:: Work to be completed ::
Reproduce the listing word for word, leaving every picture behind.

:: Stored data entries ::
Begin

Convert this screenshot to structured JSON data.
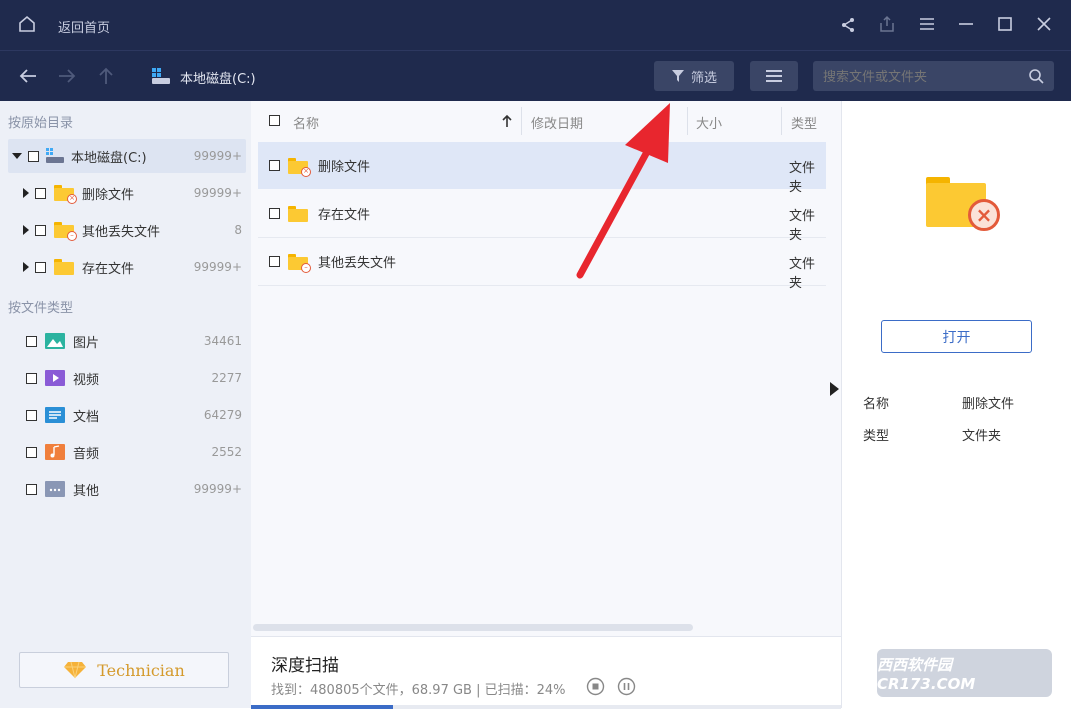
{
  "titlebar": {
    "back_home": "返回首页"
  },
  "navbar": {
    "drive_label": "本地磁盘(C:)",
    "filter_label": "筛选",
    "search_placeholder": "搜索文件或文件夹"
  },
  "sidebar": {
    "section1": "按原始目录",
    "tree": [
      {
        "label": "本地磁盘(C:)",
        "count": "99999+"
      },
      {
        "label": "删除文件",
        "count": "99999+"
      },
      {
        "label": "其他丢失文件",
        "count": "8"
      },
      {
        "label": "存在文件",
        "count": "99999+"
      }
    ],
    "section2": "按文件类型",
    "types": [
      {
        "label": "图片",
        "count": "34461",
        "color": "#2bb3a0"
      },
      {
        "label": "视频",
        "count": "2277",
        "color": "#8a5bd6"
      },
      {
        "label": "文档",
        "count": "64279",
        "color": "#2a8fd6"
      },
      {
        "label": "音频",
        "count": "2552",
        "color": "#f07f3c"
      },
      {
        "label": "其他",
        "count": "99999+",
        "color": "#8a97b5"
      }
    ],
    "technician": "Technician"
  },
  "table": {
    "columns": {
      "name": "名称",
      "modified": "修改日期",
      "size": "大小",
      "type": "类型"
    },
    "rows": [
      {
        "name": "删除文件",
        "type": "文件夹"
      },
      {
        "name": "存在文件",
        "type": "文件夹"
      },
      {
        "name": "其他丢失文件",
        "type": "文件夹"
      }
    ]
  },
  "details": {
    "open_button": "打开",
    "name_key": "名称",
    "name_val": "删除文件",
    "type_key": "类型",
    "type_val": "文件夹"
  },
  "scan": {
    "title": "深度扫描",
    "status": "找到：480805个文件，68.97 GB | 已扫描：24%",
    "progress": 0.24
  },
  "watermark": "西西软件园 CR173.COM",
  "colors": {
    "dark_bar": "#1f2a4d",
    "accent": "#3b6cc7",
    "arrow": "#e8262e"
  }
}
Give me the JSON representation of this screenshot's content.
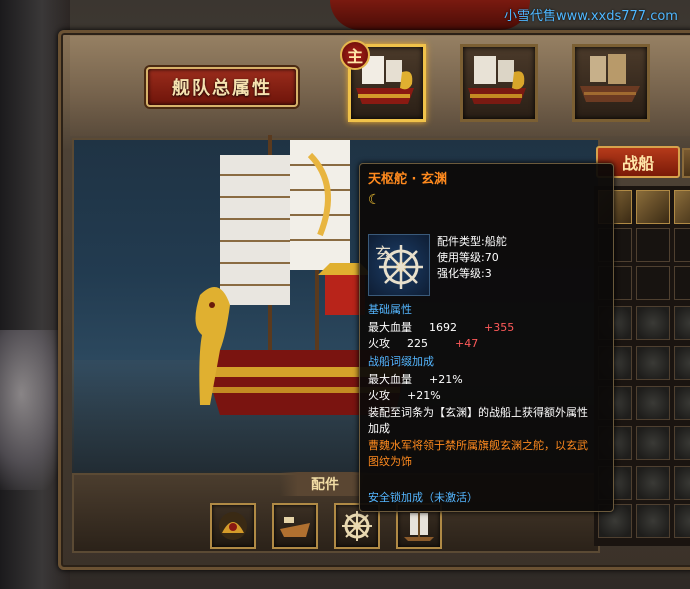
{
  "watermark": "小雪代售www.xxds777.com",
  "header": {
    "title": "舰队总属性",
    "main_badge": "主"
  },
  "ships": [
    {
      "name": "ship-slot-main",
      "active": true
    },
    {
      "name": "ship-slot-2",
      "active": false
    },
    {
      "name": "ship-slot-3",
      "active": false
    }
  ],
  "parts": {
    "label": "配件",
    "slots": [
      "part-slot-1",
      "part-slot-2",
      "part-slot-3",
      "part-slot-4"
    ]
  },
  "inventory": {
    "tab_label": "战船"
  },
  "tooltip": {
    "title": "天枢舵 · 玄渊",
    "moon_glyph": "☾",
    "icon_char": "玄",
    "part_type": "配件类型:船舵",
    "use_level": "使用等级:70",
    "enhance_level": "强化等级:3",
    "base_section": "基础属性",
    "base_stats": [
      {
        "label": "最大血量",
        "value": "1692",
        "bonus": "+355"
      },
      {
        "label": "火攻",
        "value": "225",
        "bonus": "+47"
      }
    ],
    "affix_section": "战船词缀加成",
    "affix_stats": [
      {
        "label": "最大血量",
        "value": "+21%"
      },
      {
        "label": "火攻",
        "value": "+21%"
      }
    ],
    "set_line1": "装配至词条为【玄渊】的战船上获得额外属性",
    "set_line2": "加成",
    "desc_line1": "曹魏水军将领于禁所属旗舰玄渊之舵，以玄武",
    "desc_line2": "图纹为饰",
    "lock": "安全锁加成（未激活）"
  },
  "colors": {
    "title_orange": "#ff8a1e",
    "section_blue": "#54b6ff",
    "bonus_red": "#ff5a5a",
    "frame_gold": "#d7b26a"
  }
}
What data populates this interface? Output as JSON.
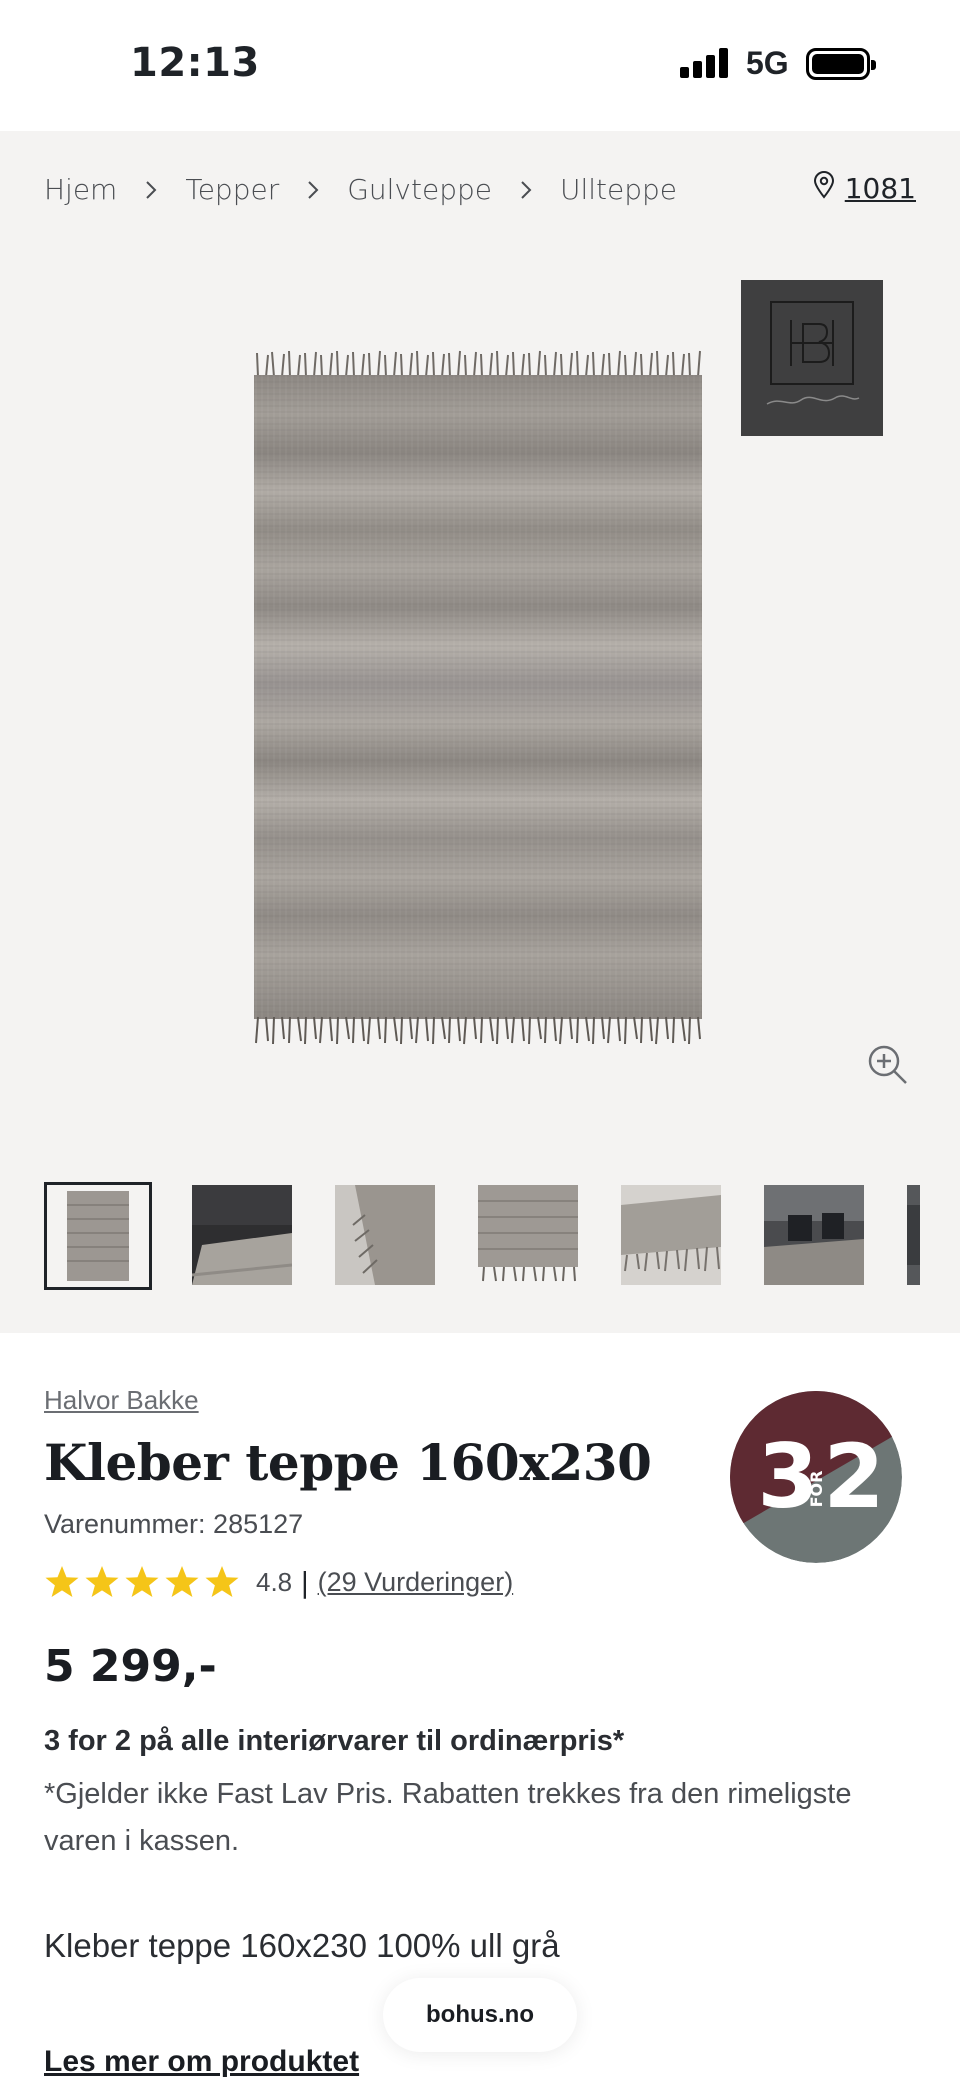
{
  "status_bar": {
    "time": "12:13",
    "network": "5G"
  },
  "breadcrumb": {
    "items": [
      "Hjem",
      "Tepper",
      "Gulvteppe",
      "Ullteppe"
    ]
  },
  "store": {
    "icon": "location-pin-icon",
    "value": "1081"
  },
  "brand_logo": {
    "initials": "HB",
    "signature": "Halvor Bakke"
  },
  "thumbnails": [
    "rug-front",
    "rug-in-living-room",
    "rug-corner-fringe",
    "rug-front-detail",
    "rug-fringe-closeup",
    "rug-with-chairs",
    "rug-partial"
  ],
  "product": {
    "brand": "Halvor Bakke",
    "title": "Kleber teppe 160x230",
    "sku": "Varenummer: 285127",
    "rating_value": "4.8",
    "rating_divider": "|",
    "rating_count": "(29 Vurderinger)",
    "rating_stars": 5,
    "price": "5 299,-",
    "promo_title": "3 for 2 på alle interiørvarer til ordinærpris*",
    "promo_text": "*Gjelder ikke Fast Lav Pris. Rabatten trekkes fra den rimeligste varen i kassen.",
    "description": "Kleber teppe 160x230 100% ull grå",
    "read_more": "Les mer om produktet"
  },
  "badge": {
    "big_left": "3",
    "small": "FOR",
    "big_right": "2"
  },
  "browser": {
    "domain": "bohus.no"
  },
  "colors": {
    "badge_top": "#5e2a32",
    "badge_bottom": "#6d7675",
    "star": "#f5c518",
    "gallery_bg": "#f4f3f2"
  }
}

End

:: Worked solution ::
Convert this screenshot to structured JSON data.
{
  "titlebar": {
    "back_home": "返回首页"
  },
  "navbar": {
    "drive_label": "本地磁盘(C:)",
    "filter_label": "筛选",
    "search_placeholder": "搜索文件或文件夹"
  },
  "sidebar": {
    "section1": "按原始目录",
    "tree": [
      {
        "label": "本地磁盘(C:)",
        "count": "99999+"
      },
      {
        "label": "删除文件",
        "count": "99999+"
      },
      {
        "label": "其他丢失文件",
        "count": "8"
      },
      {
        "label": "存在文件",
        "count": "99999+"
      }
    ],
    "section2": "按文件类型",
    "types": [
      {
        "label": "图片",
        "count": "34461",
        "color": "#2bb3a0"
      },
      {
        "label": "视频",
        "count": "2277",
        "color": "#8a5bd6"
      },
      {
        "label": "文档",
        "count": "64279",
        "color": "#2a8fd6"
      },
      {
        "label": "音频",
        "count": "2552",
        "color": "#f07f3c"
      },
      {
        "label": "其他",
        "count": "99999+",
        "color": "#8a97b5"
      }
    ],
    "technician": "Technician"
  },
  "table": {
    "columns": {
      "name": "名称",
      "modified": "修改日期",
      "size": "大小",
      "type": "类型"
    },
    "rows": [
      {
        "name": "删除文件",
        "type": "文件夹"
      },
      {
        "name": "存在文件",
        "type": "文件夹"
      },
      {
        "name": "其他丢失文件",
        "type": "文件夹"
      }
    ]
  },
  "details": {
    "open_button": "打开",
    "name_key": "名称",
    "name_val": "删除文件",
    "type_key": "类型",
    "type_val": "文件夹"
  },
  "scan": {
    "title": "深度扫描",
    "status": "找到：480805个文件，68.97 GB | 已扫描：24%",
    "progress": 0.24
  },
  "watermark": "西西软件园 CR173.COM",
  "colors": {
    "dark_bar": "#1f2a4d",
    "accent": "#3b6cc7",
    "arrow": "#e8262e"
  }
}
Give me the JSON representation of this screenshot's content.
{
  "watermark": "小雪代售www.xxds777.com",
  "header": {
    "title": "舰队总属性",
    "main_badge": "主"
  },
  "ships": [
    {
      "name": "ship-slot-main",
      "active": true
    },
    {
      "name": "ship-slot-2",
      "active": false
    },
    {
      "name": "ship-slot-3",
      "active": false
    }
  ],
  "parts": {
    "label": "配件",
    "slots": [
      "part-slot-1",
      "part-slot-2",
      "part-slot-3",
      "part-slot-4"
    ]
  },
  "inventory": {
    "tab_label": "战船"
  },
  "tooltip": {
    "title": "天枢舵 · 玄渊",
    "moon_glyph": "☾",
    "icon_char": "玄",
    "part_type": "配件类型:船舵",
    "use_level": "使用等级:70",
    "enhance_level": "强化等级:3",
    "base_section": "基础属性",
    "base_stats": [
      {
        "label": "最大血量",
        "value": "1692",
        "bonus": "+355"
      },
      {
        "label": "火攻",
        "value": "225",
        "bonus": "+47"
      }
    ],
    "affix_section": "战船词缀加成",
    "affix_stats": [
      {
        "label": "最大血量",
        "value": "+21%"
      },
      {
        "label": "火攻",
        "value": "+21%"
      }
    ],
    "set_line1": "装配至词条为【玄渊】的战船上获得额外属性",
    "set_line2": "加成",
    "desc_line1": "曹魏水军将领于禁所属旗舰玄渊之舵，以玄武",
    "desc_line2": "图纹为饰",
    "lock": "安全锁加成（未激活）"
  },
  "colors": {
    "title_orange": "#ff8a1e",
    "section_blue": "#54b6ff",
    "bonus_red": "#ff5a5a",
    "frame_gold": "#d7b26a"
  }
}
What data populates this interface? Output as JSON.
{
  "status_bar": {
    "time": "12:13",
    "network": "5G"
  },
  "breadcrumb": {
    "items": [
      "Hjem",
      "Tepper",
      "Gulvteppe",
      "Ullteppe"
    ]
  },
  "store": {
    "icon": "location-pin-icon",
    "value": "1081"
  },
  "brand_logo": {
    "initials": "HB",
    "signature": "Halvor Bakke"
  },
  "thumbnails": [
    "rug-front",
    "rug-in-living-room",
    "rug-corner-fringe",
    "rug-front-detail",
    "rug-fringe-closeup",
    "rug-with-chairs",
    "rug-partial"
  ],
  "product": {
    "brand": "Halvor Bakke",
    "title": "Kleber teppe 160x230",
    "sku": "Varenummer: 285127",
    "rating_value": "4.8",
    "rating_divider": "|",
    "rating_count": "(29 Vurderinger)",
    "rating_stars": 5,
    "price": "5 299,-",
    "promo_title": "3 for 2 på alle interiørvarer til ordinærpris*",
    "promo_text": "*Gjelder ikke Fast Lav Pris. Rabatten trekkes fra den rimeligste varen i kassen.",
    "description": "Kleber teppe 160x230 100% ull grå",
    "read_more": "Les mer om produktet"
  },
  "badge": {
    "big_left": "3",
    "small": "FOR",
    "big_right": "2"
  },
  "browser": {
    "domain": "bohus.no"
  },
  "colors": {
    "badge_top": "#5e2a32",
    "badge_bottom": "#6d7675",
    "star": "#f5c518",
    "gallery_bg": "#f4f3f2"
  }
}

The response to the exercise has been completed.